**GIVEN INSTRUCTION**
The material below should be written out in full and exactly; pictures stay out of the copy.

**SUPPLIED RECORDS**
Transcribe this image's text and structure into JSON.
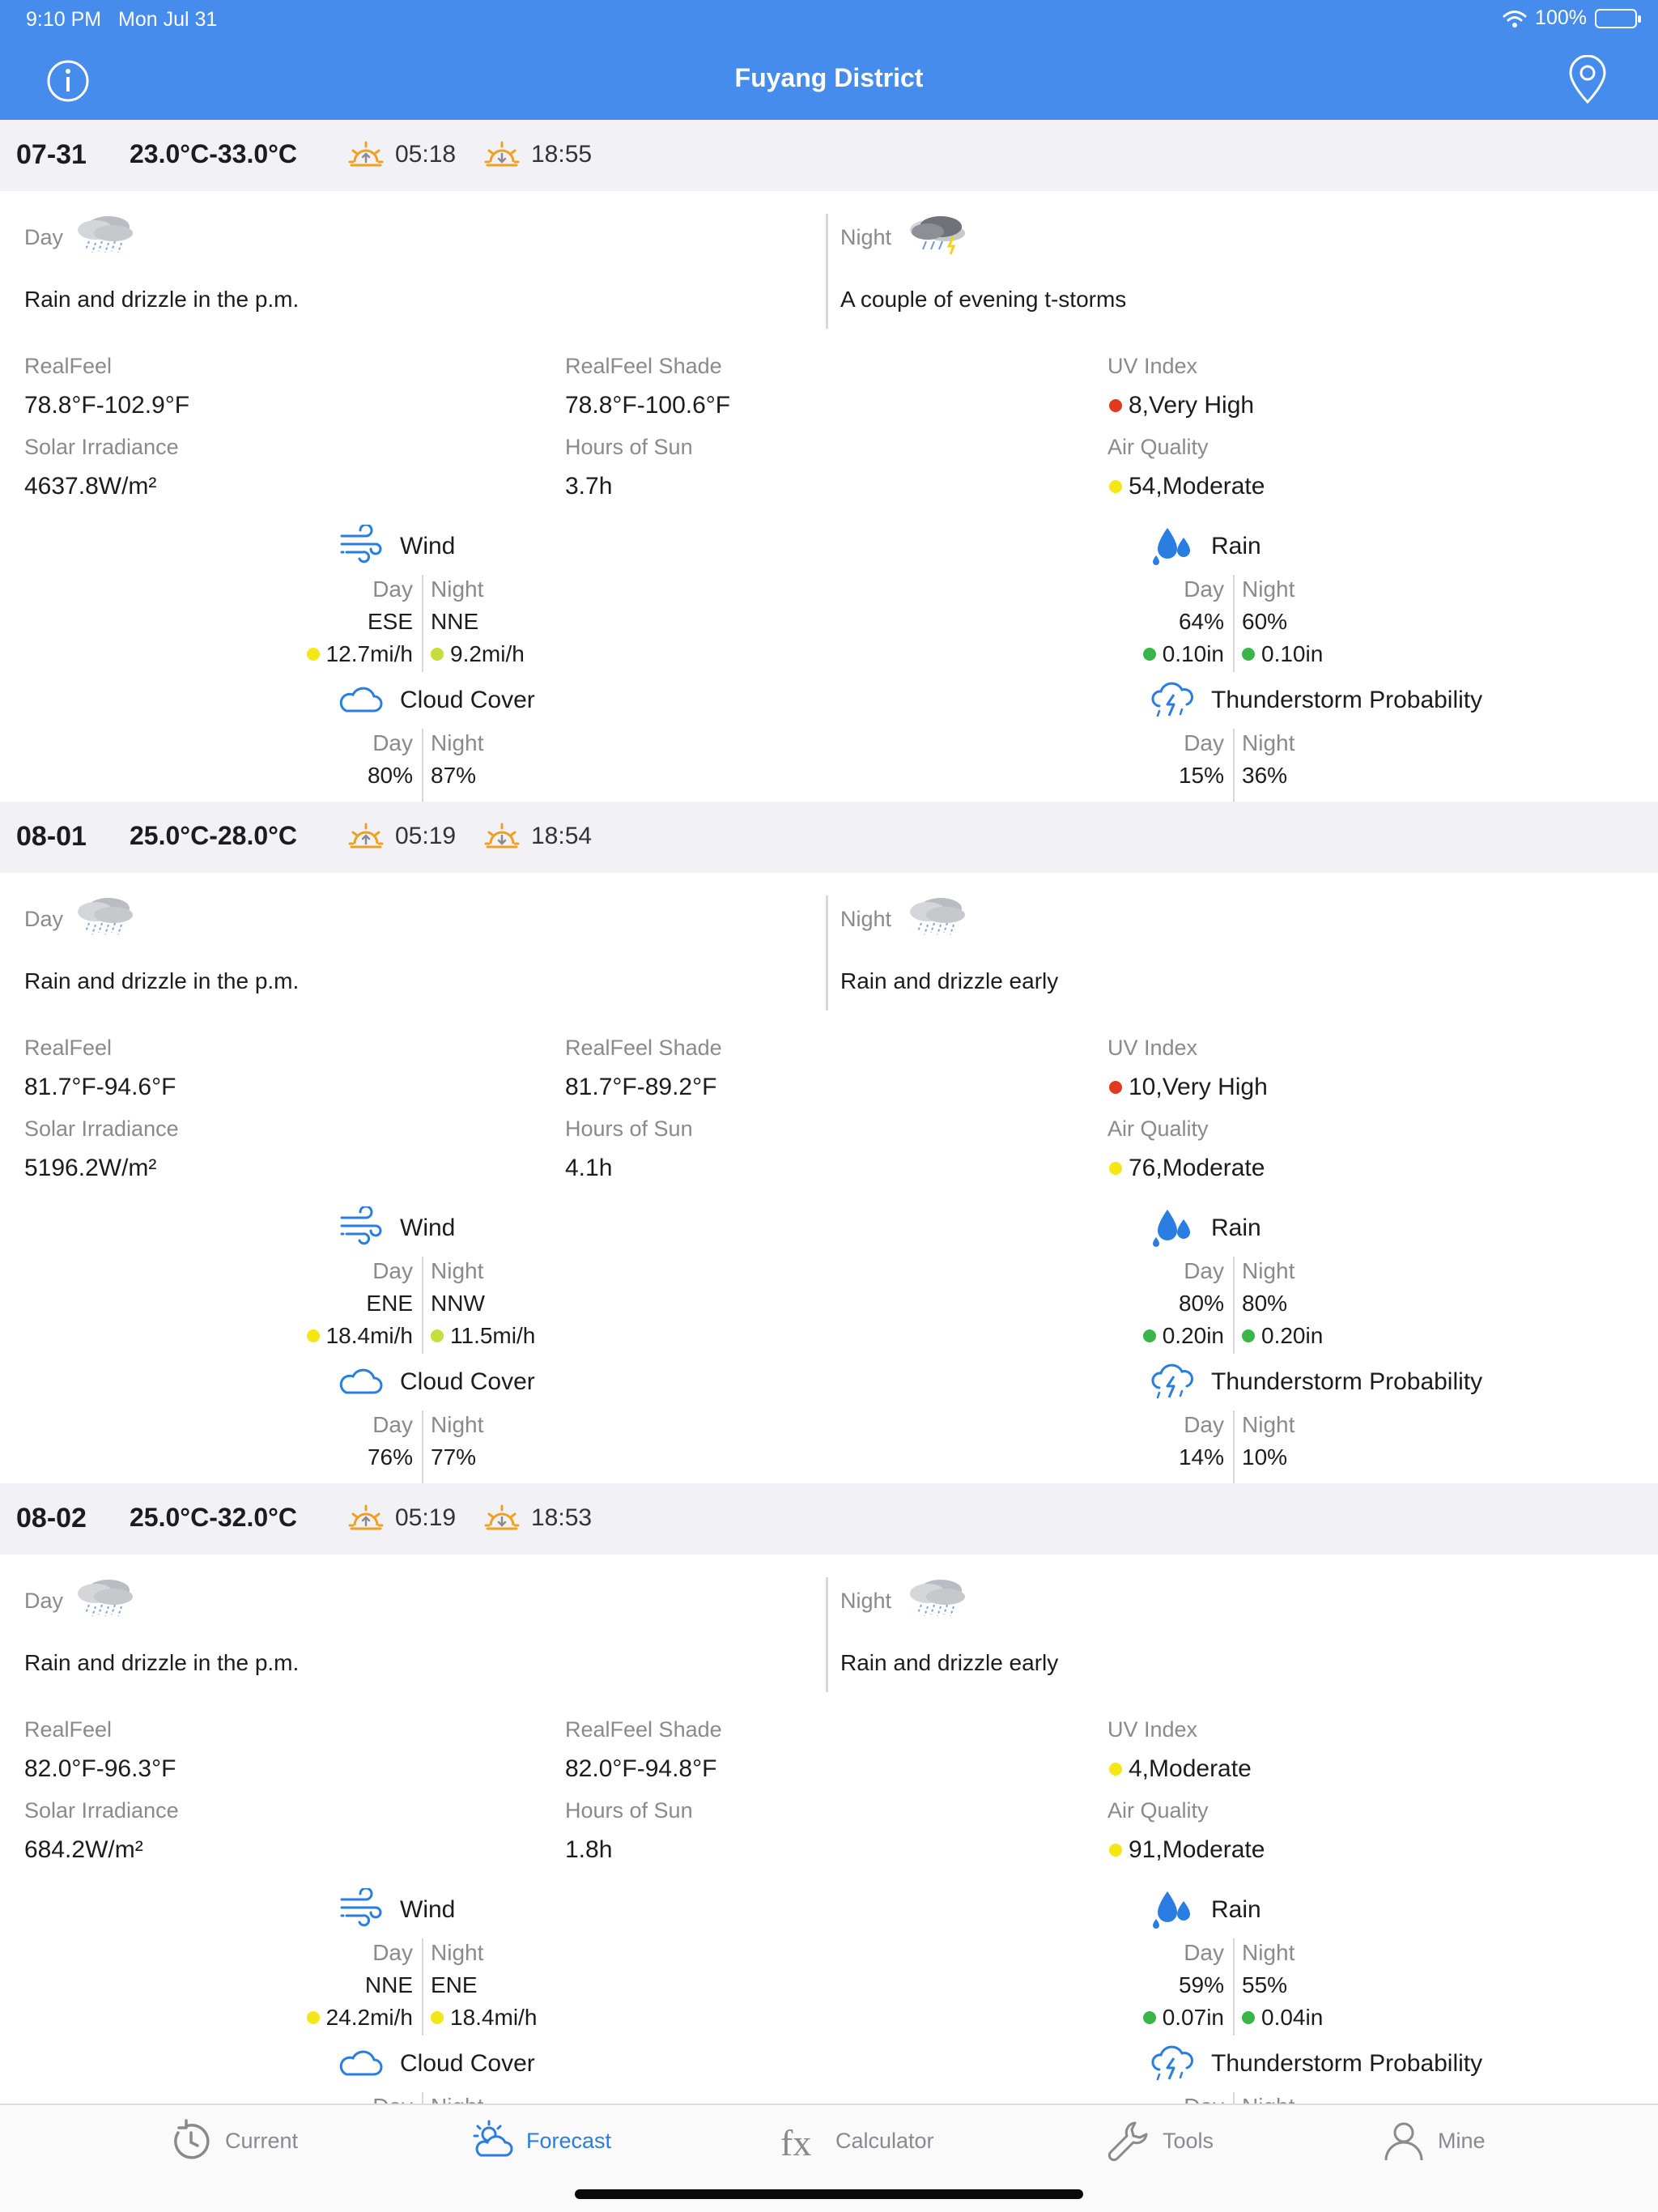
{
  "status_bar": {
    "time": "9:10 PM",
    "date": "Mon Jul 31",
    "battery": "100%"
  },
  "header": {
    "title": "Fuyang District"
  },
  "labels": {
    "day": "Day",
    "night": "Night",
    "realfeel": "RealFeel",
    "realfeel_shade": "RealFeel Shade",
    "uv_index": "UV Index",
    "solar_irradiance": "Solar Irradiance",
    "hours_of_sun": "Hours of Sun",
    "air_quality": "Air Quality",
    "wind": "Wind",
    "rain": "Rain",
    "cloud_cover": "Cloud Cover",
    "thunderstorm": "Thunderstorm Probability"
  },
  "days": [
    {
      "date": "07-31",
      "temp_range": "23.0°C-33.0°C",
      "sunrise": "05:18",
      "sunset": "18:55",
      "day_desc": "Rain and drizzle in the p.m.",
      "night_desc": "A couple of evening t-storms",
      "day_icon": "rain-cloud-icon",
      "night_icon": "thunderstorm-cloud-icon",
      "realfeel": "78.8°F-102.9°F",
      "realfeel_shade": "78.8°F-100.6°F",
      "uv": "8,Very High",
      "uv_color": "#e03a1e",
      "solar": "4637.8W/m²",
      "sun_hours": "3.7h",
      "aq": "54,Moderate",
      "aq_color": "#f5e616",
      "wind": {
        "day_dir": "ESE",
        "night_dir": "NNE",
        "day_speed": "12.7mi/h",
        "night_speed": "9.2mi/h",
        "day_color": "#f5e616",
        "night_color": "#c6dd3c"
      },
      "rain": {
        "day_pct": "64%",
        "night_pct": "60%",
        "day_amt": "0.10in",
        "night_amt": "0.10in"
      },
      "cloud": {
        "day": "80%",
        "night": "87%"
      },
      "thunder": {
        "day": "15%",
        "night": "36%"
      }
    },
    {
      "date": "08-01",
      "temp_range": "25.0°C-28.0°C",
      "sunrise": "05:19",
      "sunset": "18:54",
      "day_desc": "Rain and drizzle in the p.m.",
      "night_desc": "Rain and drizzle early",
      "day_icon": "rain-cloud-icon",
      "night_icon": "rain-cloud-icon",
      "realfeel": "81.7°F-94.6°F",
      "realfeel_shade": "81.7°F-89.2°F",
      "uv": "10,Very High",
      "uv_color": "#e03a1e",
      "solar": "5196.2W/m²",
      "sun_hours": "4.1h",
      "aq": "76,Moderate",
      "aq_color": "#f5e616",
      "wind": {
        "day_dir": "ENE",
        "night_dir": "NNW",
        "day_speed": "18.4mi/h",
        "night_speed": "11.5mi/h",
        "day_color": "#f5e616",
        "night_color": "#c6dd3c"
      },
      "rain": {
        "day_pct": "80%",
        "night_pct": "80%",
        "day_amt": "0.20in",
        "night_amt": "0.20in"
      },
      "cloud": {
        "day": "76%",
        "night": "77%"
      },
      "thunder": {
        "day": "14%",
        "night": "10%"
      }
    },
    {
      "date": "08-02",
      "temp_range": "25.0°C-32.0°C",
      "sunrise": "05:19",
      "sunset": "18:53",
      "day_desc": "Rain and drizzle in the p.m.",
      "night_desc": "Rain and drizzle early",
      "day_icon": "rain-cloud-icon",
      "night_icon": "rain-cloud-icon",
      "realfeel": "82.0°F-96.3°F",
      "realfeel_shade": "82.0°F-94.8°F",
      "uv": "4,Moderate",
      "uv_color": "#f5e616",
      "solar": "684.2W/m²",
      "sun_hours": "1.8h",
      "aq": "91,Moderate",
      "aq_color": "#f5e616",
      "wind": {
        "day_dir": "NNE",
        "night_dir": "ENE",
        "day_speed": "24.2mi/h",
        "night_speed": "18.4mi/h",
        "day_color": "#f5e616",
        "night_color": "#f5e616"
      },
      "rain": {
        "day_pct": "59%",
        "night_pct": "55%",
        "day_amt": "0.07in",
        "night_amt": "0.04in"
      },
      "cloud": {
        "day": "",
        "night": ""
      },
      "thunder": {
        "day": "",
        "night": ""
      }
    }
  ],
  "tabs": [
    {
      "label": "Current",
      "icon": "clock-refresh-icon",
      "active": false
    },
    {
      "label": "Forecast",
      "icon": "sun-cloud-icon",
      "active": true
    },
    {
      "label": "Calculator",
      "icon": "fx-icon",
      "active": false
    },
    {
      "label": "Tools",
      "icon": "wrench-icon",
      "active": false
    },
    {
      "label": "Mine",
      "icon": "person-icon",
      "active": false
    }
  ],
  "colors": {
    "header_bg": "#458ced",
    "accent": "#2a7de1",
    "day_header_bg": "#f2f2f6",
    "rain_good": "#39b54a"
  }
}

**FINISHED ANSWER**
Transcribe this image's text and structure into JSON.
{
  "status_bar": {
    "time": "9:10 PM",
    "date": "Mon Jul 31",
    "battery": "100%"
  },
  "header": {
    "title": "Fuyang District"
  },
  "labels": {
    "day": "Day",
    "night": "Night",
    "realfeel": "RealFeel",
    "realfeel_shade": "RealFeel Shade",
    "uv_index": "UV Index",
    "solar_irradiance": "Solar Irradiance",
    "hours_of_sun": "Hours of Sun",
    "air_quality": "Air Quality",
    "wind": "Wind",
    "rain": "Rain",
    "cloud_cover": "Cloud Cover",
    "thunderstorm": "Thunderstorm Probability"
  },
  "days": [
    {
      "date": "07-31",
      "temp_range": "23.0°C-33.0°C",
      "sunrise": "05:18",
      "sunset": "18:55",
      "day_desc": "Rain and drizzle in the p.m.",
      "night_desc": "A couple of evening t-storms",
      "day_icon": "rain-cloud-icon",
      "night_icon": "thunderstorm-cloud-icon",
      "realfeel": "78.8°F-102.9°F",
      "realfeel_shade": "78.8°F-100.6°F",
      "uv": "8,Very High",
      "uv_color": "#e03a1e",
      "solar": "4637.8W/m²",
      "sun_hours": "3.7h",
      "aq": "54,Moderate",
      "aq_color": "#f5e616",
      "wind": {
        "day_dir": "ESE",
        "night_dir": "NNE",
        "day_speed": "12.7mi/h",
        "night_speed": "9.2mi/h",
        "day_color": "#f5e616",
        "night_color": "#c6dd3c"
      },
      "rain": {
        "day_pct": "64%",
        "night_pct": "60%",
        "day_amt": "0.10in",
        "night_amt": "0.10in"
      },
      "cloud": {
        "day": "80%",
        "night": "87%"
      },
      "thunder": {
        "day": "15%",
        "night": "36%"
      }
    },
    {
      "date": "08-01",
      "temp_range": "25.0°C-28.0°C",
      "sunrise": "05:19",
      "sunset": "18:54",
      "day_desc": "Rain and drizzle in the p.m.",
      "night_desc": "Rain and drizzle early",
      "day_icon": "rain-cloud-icon",
      "night_icon": "rain-cloud-icon",
      "realfeel": "81.7°F-94.6°F",
      "realfeel_shade": "81.7°F-89.2°F",
      "uv": "10,Very High",
      "uv_color": "#e03a1e",
      "solar": "5196.2W/m²",
      "sun_hours": "4.1h",
      "aq": "76,Moderate",
      "aq_color": "#f5e616",
      "wind": {
        "day_dir": "ENE",
        "night_dir": "NNW",
        "day_speed": "18.4mi/h",
        "night_speed": "11.5mi/h",
        "day_color": "#f5e616",
        "night_color": "#c6dd3c"
      },
      "rain": {
        "day_pct": "80%",
        "night_pct": "80%",
        "day_amt": "0.20in",
        "night_amt": "0.20in"
      },
      "cloud": {
        "day": "76%",
        "night": "77%"
      },
      "thunder": {
        "day": "14%",
        "night": "10%"
      }
    },
    {
      "date": "08-02",
      "temp_range": "25.0°C-32.0°C",
      "sunrise": "05:19",
      "sunset": "18:53",
      "day_desc": "Rain and drizzle in the p.m.",
      "night_desc": "Rain and drizzle early",
      "day_icon": "rain-cloud-icon",
      "night_icon": "rain-cloud-icon",
      "realfeel": "82.0°F-96.3°F",
      "realfeel_shade": "82.0°F-94.8°F",
      "uv": "4,Moderate",
      "uv_color": "#f5e616",
      "solar": "684.2W/m²",
      "sun_hours": "1.8h",
      "aq": "91,Moderate",
      "aq_color": "#f5e616",
      "wind": {
        "day_dir": "NNE",
        "night_dir": "ENE",
        "day_speed": "24.2mi/h",
        "night_speed": "18.4mi/h",
        "day_color": "#f5e616",
        "night_color": "#f5e616"
      },
      "rain": {
        "day_pct": "59%",
        "night_pct": "55%",
        "day_amt": "0.07in",
        "night_amt": "0.04in"
      },
      "cloud": {
        "day": "",
        "night": ""
      },
      "thunder": {
        "day": "",
        "night": ""
      }
    }
  ],
  "tabs": [
    {
      "label": "Current",
      "icon": "clock-refresh-icon",
      "active": false
    },
    {
      "label": "Forecast",
      "icon": "sun-cloud-icon",
      "active": true
    },
    {
      "label": "Calculator",
      "icon": "fx-icon",
      "active": false
    },
    {
      "label": "Tools",
      "icon": "wrench-icon",
      "active": false
    },
    {
      "label": "Mine",
      "icon": "person-icon",
      "active": false
    }
  ],
  "colors": {
    "header_bg": "#458ced",
    "accent": "#2a7de1",
    "day_header_bg": "#f2f2f6",
    "rain_good": "#39b54a"
  }
}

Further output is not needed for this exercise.